[What to do] Please reproduce each of the lines below word for word, leaving out the pictures.

[Input data]

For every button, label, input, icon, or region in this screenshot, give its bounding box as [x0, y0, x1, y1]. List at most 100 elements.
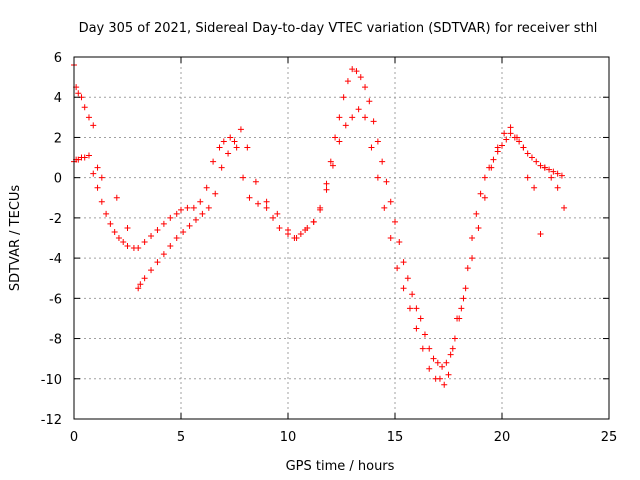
data-point — [394, 265, 401, 272]
data-point — [246, 194, 253, 201]
data-point — [240, 174, 247, 181]
data-point — [336, 138, 343, 145]
data-point — [460, 295, 467, 302]
data-point — [537, 230, 544, 237]
data-point — [98, 174, 105, 181]
data-point — [481, 194, 488, 201]
data-point — [81, 154, 88, 161]
data-point — [533, 158, 540, 165]
data-point — [276, 224, 283, 231]
data-point — [263, 198, 270, 205]
data-point — [439, 363, 446, 370]
x-tick-label: 0 — [70, 430, 78, 445]
data-point — [141, 239, 148, 246]
data-point — [370, 118, 377, 125]
data-point — [362, 114, 369, 121]
data-point — [255, 200, 262, 207]
data-point — [103, 210, 110, 217]
data-point — [317, 206, 324, 213]
data-point — [199, 210, 206, 217]
data-point — [546, 166, 553, 173]
data-point — [107, 220, 114, 227]
data-point — [285, 226, 291, 233]
y-tick-label: -8 — [49, 333, 62, 348]
x-tick-label: 25 — [601, 430, 618, 445]
data-point — [310, 218, 317, 225]
data-point — [417, 315, 424, 322]
data-point — [449, 345, 456, 352]
data-point — [81, 104, 88, 111]
data-point — [387, 235, 394, 241]
data-point — [464, 265, 471, 272]
data-point — [458, 305, 465, 312]
y-tick-label: -12 — [41, 413, 62, 428]
data-point — [349, 66, 356, 73]
data-point — [186, 222, 193, 229]
data-point — [507, 130, 514, 137]
data-point — [85, 152, 92, 159]
data-layer — [71, 62, 568, 388]
data-point — [212, 190, 219, 197]
data-point — [396, 239, 403, 246]
data-point — [426, 345, 433, 352]
data-point — [342, 122, 349, 129]
data-point — [513, 134, 520, 141]
y-tick-label: -2 — [49, 212, 62, 227]
data-point — [426, 365, 433, 372]
data-point — [451, 335, 458, 342]
data-point — [167, 214, 174, 221]
data-point — [355, 106, 362, 113]
y-axis-label: SDTVAR / TECUs — [8, 185, 23, 292]
data-point — [323, 186, 330, 193]
axis-layer: 0 5 10 15 20 25 -12 -10 -8 -6 -4 -2 0 2 4 6 — [41, 51, 618, 445]
data-point — [218, 164, 225, 171]
data-point — [190, 204, 197, 211]
data-point — [392, 218, 398, 225]
data-point — [225, 150, 232, 157]
data-point — [494, 144, 501, 151]
data-point — [445, 371, 452, 378]
data-point — [421, 331, 428, 338]
data-point — [374, 138, 381, 145]
data-point — [409, 291, 416, 298]
data-point — [332, 134, 339, 141]
y-tick-label: -10 — [41, 373, 62, 388]
data-point — [85, 114, 92, 121]
data-point — [524, 150, 531, 157]
data-point — [111, 228, 118, 235]
data-point — [90, 122, 97, 129]
data-point — [381, 204, 388, 211]
data-point — [227, 134, 234, 141]
data-point — [237, 126, 244, 133]
data-point — [297, 230, 304, 237]
y-tick-label: 2 — [54, 131, 62, 146]
data-point — [148, 267, 155, 274]
data-point — [233, 144, 240, 151]
data-point — [344, 78, 351, 85]
data-point — [554, 184, 561, 191]
data-point — [94, 184, 101, 191]
data-point — [154, 259, 161, 266]
data-point — [554, 170, 561, 177]
data-point — [203, 184, 210, 191]
data-point — [160, 251, 167, 258]
data-point — [231, 138, 238, 145]
data-point — [447, 351, 454, 358]
data-point — [160, 220, 167, 227]
data-point — [507, 124, 514, 131]
data-point — [220, 138, 227, 145]
data-point — [490, 156, 497, 163]
data-point — [115, 235, 122, 241]
data-point — [327, 158, 334, 165]
chart-title: Day 305 of 2021, Sidereal Day-to-day VTE… — [79, 21, 598, 36]
y-tick-label: -4 — [49, 252, 62, 267]
data-point — [329, 162, 336, 169]
data-point — [274, 210, 281, 217]
data-point — [383, 178, 390, 185]
data-point — [148, 232, 155, 239]
data-point — [434, 359, 441, 366]
y-tick-label: 0 — [54, 172, 62, 187]
data-point — [197, 198, 204, 205]
data-point — [302, 226, 309, 233]
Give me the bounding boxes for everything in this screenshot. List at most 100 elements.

[Finished task]
For every button, label, input, icon, or region in this screenshot, give its bounding box as [x0, y0, x1, y1]. List at most 100 elements.
data-point — [394, 265, 401, 272]
data-point — [246, 194, 253, 201]
data-point — [240, 174, 247, 181]
data-point — [336, 138, 343, 145]
data-point — [460, 295, 467, 302]
data-point — [537, 230, 544, 237]
data-point — [98, 174, 105, 181]
data-point — [481, 194, 488, 201]
data-point — [81, 154, 88, 161]
data-point — [533, 158, 540, 165]
data-point — [276, 224, 283, 231]
data-point — [263, 198, 270, 205]
data-point — [439, 363, 446, 370]
x-tick-label: 0 — [70, 430, 78, 445]
data-point — [141, 239, 148, 246]
data-point — [370, 118, 377, 125]
data-point — [362, 114, 369, 121]
data-point — [255, 200, 262, 207]
data-point — [103, 210, 110, 217]
data-point — [317, 206, 324, 213]
data-point — [199, 210, 206, 217]
data-point — [546, 166, 553, 173]
data-point — [107, 220, 114, 227]
data-point — [285, 226, 291, 233]
y-tick-label: -8 — [49, 333, 62, 348]
x-tick-label: 25 — [601, 430, 618, 445]
data-point — [310, 218, 317, 225]
data-point — [417, 315, 424, 322]
data-point — [449, 345, 456, 352]
data-point — [81, 104, 88, 111]
data-point — [387, 235, 394, 241]
data-point — [464, 265, 471, 272]
data-point — [458, 305, 465, 312]
y-tick-label: -12 — [41, 413, 62, 428]
data-point — [349, 66, 356, 73]
data-point — [186, 222, 193, 229]
data-point — [507, 130, 514, 137]
data-point — [85, 152, 92, 159]
data-layer — [71, 62, 568, 388]
data-point — [212, 190, 219, 197]
data-point — [396, 239, 403, 246]
data-point — [426, 345, 433, 352]
data-point — [342, 122, 349, 129]
data-point — [513, 134, 520, 141]
y-tick-label: -2 — [49, 212, 62, 227]
data-point — [426, 365, 433, 372]
data-point — [451, 335, 458, 342]
data-point — [167, 214, 174, 221]
data-point — [355, 106, 362, 113]
y-axis-label: SDTVAR / TECUs — [8, 185, 23, 292]
data-point — [323, 186, 330, 193]
axis-layer: 0 5 10 15 20 25 -12 -10 -8 -6 -4 -2 0 2 4 6 — [41, 51, 618, 445]
data-point — [218, 164, 225, 171]
data-point — [190, 204, 197, 211]
data-point — [392, 218, 398, 225]
data-point — [225, 150, 232, 157]
data-point — [494, 144, 501, 151]
data-point — [445, 371, 452, 378]
data-point — [421, 331, 428, 338]
data-point — [374, 138, 381, 145]
data-point — [409, 291, 416, 298]
data-point — [332, 134, 339, 141]
y-tick-label: -10 — [41, 373, 62, 388]
data-point — [85, 114, 92, 121]
data-point — [524, 150, 531, 157]
data-point — [111, 228, 118, 235]
data-point — [90, 122, 97, 129]
data-point — [381, 204, 388, 211]
data-point — [227, 134, 234, 141]
data-point — [237, 126, 244, 133]
data-point — [297, 230, 304, 237]
y-tick-label: 2 — [54, 131, 62, 146]
data-point — [148, 267, 155, 274]
data-point — [233, 144, 240, 151]
data-point — [344, 78, 351, 85]
data-point — [554, 184, 561, 191]
data-point — [94, 184, 101, 191]
data-point — [154, 259, 161, 266]
data-point — [554, 170, 561, 177]
data-point — [203, 184, 210, 191]
data-point — [160, 251, 167, 258]
data-point — [231, 138, 238, 145]
data-point — [447, 351, 454, 358]
data-point — [160, 220, 167, 227]
data-point — [507, 124, 514, 131]
data-point — [220, 138, 227, 145]
data-point — [490, 156, 497, 163]
data-point — [115, 235, 122, 241]
data-point — [327, 158, 334, 165]
chart-title: Day 305 of 2021, Sidereal Day-to-day VTE… — [79, 21, 598, 36]
y-tick-label: -4 — [49, 252, 62, 267]
data-point — [329, 162, 336, 169]
data-point — [274, 210, 281, 217]
data-point — [383, 178, 390, 185]
data-point — [148, 232, 155, 239]
data-point — [434, 359, 441, 366]
y-tick-label: 0 — [54, 172, 62, 187]
data-point — [197, 198, 204, 205]
data-point — [302, 226, 309, 233]
Give me the bounding boxes for everything in this screenshot. List at most 100 elements.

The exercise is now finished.